[Stored data entries]
------------------------------------

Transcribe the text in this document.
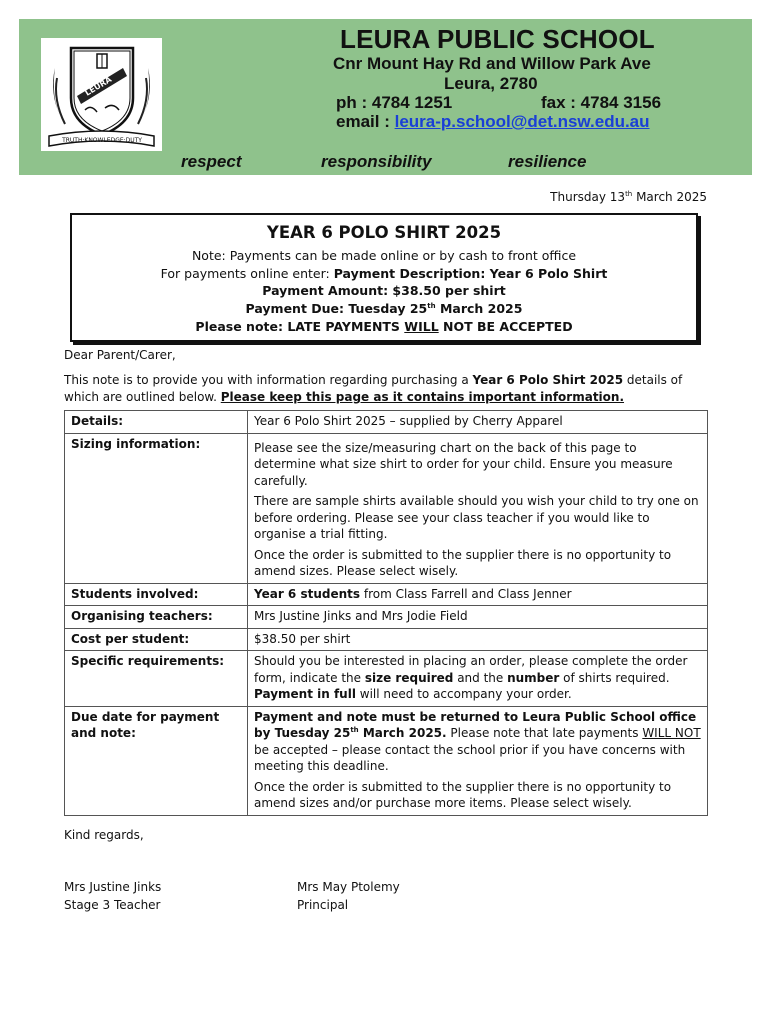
LEURA
TRUTH·KNOWLEDGE·DUTY
LEURA PUBLIC SCHOOL
Cnr Mount Hay Rd and Willow Park Ave
Leura, 2780
ph : 4784 1251	fax : 4784 3156
email : leura-p.school@det.nsw.edu.au
respect	responsibility	resilience
Thursday 13th March 2025
YEAR 6 POLO SHIRT 2025
Note: Payments can be made online or by cash to front office
For payments online enter: Payment Description: Year 6 Polo Shirt
Payment Amount: $38.50 per shirt
Payment Due: Tuesday 25th March 2025
Please note: LATE PAYMENTS WILL NOT BE ACCEPTED
Dear Parent/Carer,
This note is to provide you with information regarding purchasing a Year 6 Polo Shirt 2025 details of
which are outlined below. Please keep this page as it contains important information.
Details:	Year 6 Polo Shirt 2025 – supplied by Cherry Apparel
Sizing information:	Please see the size/measuring chart on the back of this page to determine what size shirt to order for your child. Ensure you measure carefully.

There are sample shirts available should you wish your child to try one on before ordering. Please see your class teacher if you would like to organise a trial fitting.

Once the order is submitted to the supplier there is no opportunity to amend sizes. Please select wisely.

Students involved:	Year 6 students from Class Farrell and Class Jenner
Organising teachers:	Mrs Justine Jinks and Mrs Jodie Field
Cost per student:	$38.50 per shirt
Specific requirements:	Should you be interested in placing an order, please complete the order form, indicate the size required and the number of shirts required. Payment in full will need to accompany your order.
Due date for payment and note:	Payment and note must be returned to Leura Public School office by Tuesday 25th March 2025. Please note that late payments WILL NOT be accepted – please contact the school prior if you have concerns with meeting this deadline.

Once the order is submitted to the supplier there is no opportunity to amend sizes and/or purchase more items. Please select wisely.

Kind regards,
Mrs Justine Jinks
Stage 3 Teacher
Mrs May Ptolemy
Principal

------------------------------------

Do this -
Using the material above, set down every line exactly, but skip the pictures.

Response below -
Transcribe the text in this document.
LEURA
TRUTH·KNOWLEDGE·DUTY
LEURA PUBLIC SCHOOL
Cnr Mount Hay Rd and Willow Park Ave
Leura, 2780
ph : 4784 1251	fax : 4784 3156
email : leura-p.school@det.nsw.edu.au
respect	responsibility	resilience
Thursday 13th March 2025
YEAR 6 POLO SHIRT 2025
Note: Payments can be made online or by cash to front office
For payments online enter: Payment Description: Year 6 Polo Shirt
Payment Amount: $38.50 per shirt
Payment Due: Tuesday 25th March 2025
Please note: LATE PAYMENTS WILL NOT BE ACCEPTED
Dear Parent/Carer,
This note is to provide you with information regarding purchasing a Year 6 Polo Shirt 2025 details of
which are outlined below. Please keep this page as it contains important information.
Details:	Year 6 Polo Shirt 2025 – supplied by Cherry Apparel
Sizing information:	Please see the size/measuring chart on the back of this page to determine what size shirt to order for your child. Ensure you measure carefully.

There are sample shirts available should you wish your child to try one on before ordering. Please see your class teacher if you would like to organise a trial fitting.

Once the order is submitted to the supplier there is no opportunity to amend sizes. Please select wisely.

Students involved:	Year 6 students from Class Farrell and Class Jenner
Organising teachers:	Mrs Justine Jinks and Mrs Jodie Field
Cost per student:	$38.50 per shirt
Specific requirements:	Should you be interested in placing an order, please complete the order form, indicate the size required and the number of shirts required. Payment in full will need to accompany your order.
Due date for payment and note:	Payment and note must be returned to Leura Public School office by Tuesday 25th March 2025. Please note that late payments WILL NOT be accepted – please contact the school prior if you have concerns with meeting this deadline.

Once the order is submitted to the supplier there is no opportunity to amend sizes and/or purchase more items. Please select wisely.

Kind regards,
Mrs Justine Jinks
Stage 3 Teacher
Mrs May Ptolemy
Principal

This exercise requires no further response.